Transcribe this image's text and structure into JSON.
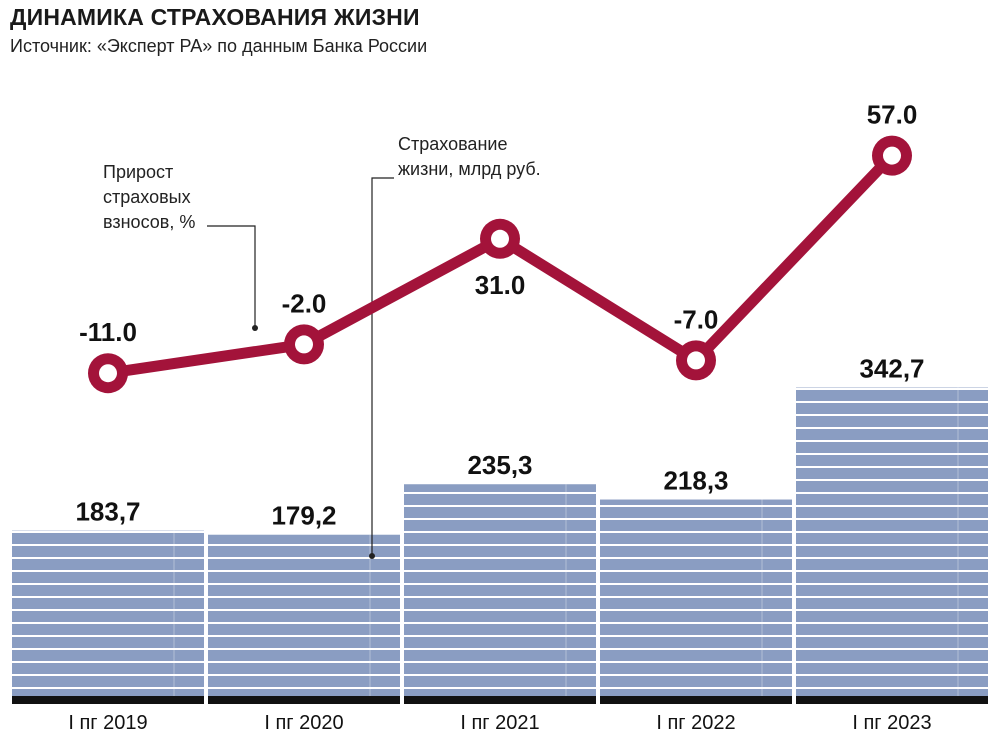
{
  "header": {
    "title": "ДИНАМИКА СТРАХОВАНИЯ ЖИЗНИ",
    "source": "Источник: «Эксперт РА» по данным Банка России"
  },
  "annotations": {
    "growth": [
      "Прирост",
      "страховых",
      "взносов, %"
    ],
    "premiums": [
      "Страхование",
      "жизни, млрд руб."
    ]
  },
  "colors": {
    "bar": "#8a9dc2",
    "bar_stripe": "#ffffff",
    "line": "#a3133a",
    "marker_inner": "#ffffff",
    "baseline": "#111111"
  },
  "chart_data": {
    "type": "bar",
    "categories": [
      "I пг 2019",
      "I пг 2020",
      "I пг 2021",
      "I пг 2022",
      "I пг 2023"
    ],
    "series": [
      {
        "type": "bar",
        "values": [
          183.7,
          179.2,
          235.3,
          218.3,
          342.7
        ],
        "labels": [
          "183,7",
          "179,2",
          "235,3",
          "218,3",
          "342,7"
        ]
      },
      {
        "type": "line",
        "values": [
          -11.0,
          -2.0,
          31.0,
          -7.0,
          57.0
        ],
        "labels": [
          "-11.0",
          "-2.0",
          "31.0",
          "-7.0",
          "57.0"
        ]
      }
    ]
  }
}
...
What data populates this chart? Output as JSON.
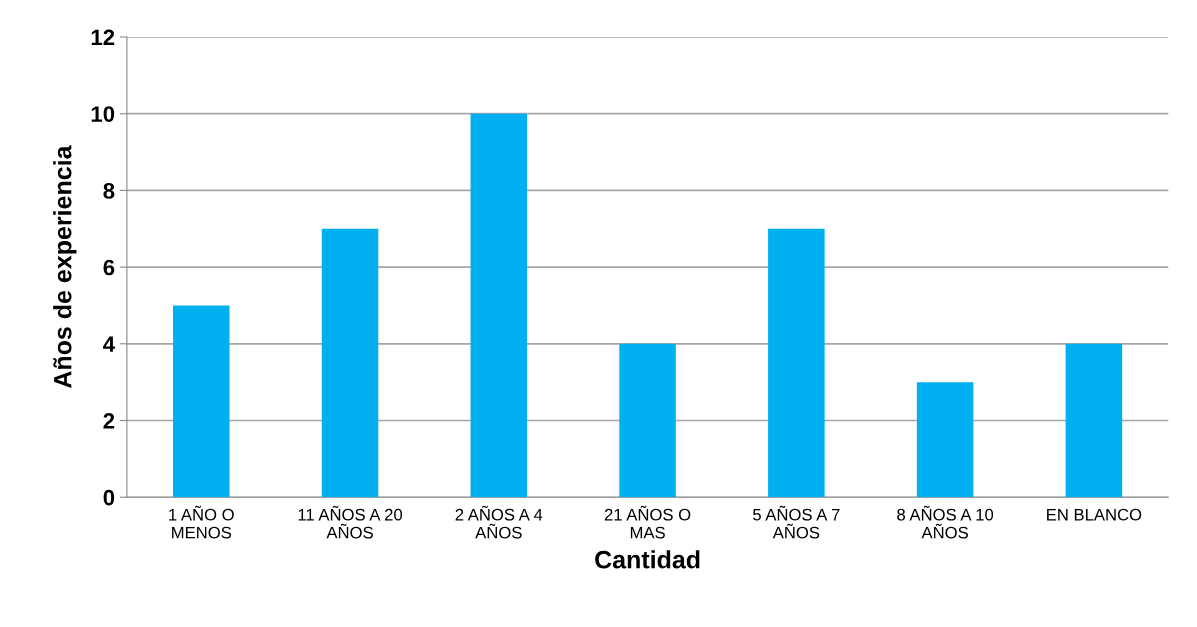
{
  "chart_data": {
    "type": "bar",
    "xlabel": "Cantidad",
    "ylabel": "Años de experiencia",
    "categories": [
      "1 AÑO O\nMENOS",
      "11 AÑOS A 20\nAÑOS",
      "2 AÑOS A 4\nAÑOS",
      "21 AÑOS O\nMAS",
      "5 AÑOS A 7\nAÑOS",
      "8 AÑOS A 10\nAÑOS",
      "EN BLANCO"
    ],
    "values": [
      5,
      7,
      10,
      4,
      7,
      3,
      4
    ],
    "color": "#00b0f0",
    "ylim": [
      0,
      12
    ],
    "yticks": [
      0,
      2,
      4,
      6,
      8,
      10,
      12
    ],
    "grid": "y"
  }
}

#### GIVEN PROBLEM:
Copy down every line of the entries containing the word "ffffff".

#### WORKED ANSWER:
    "bar_stripe": "#ffffff",
    "marker_inner": "#ffffff",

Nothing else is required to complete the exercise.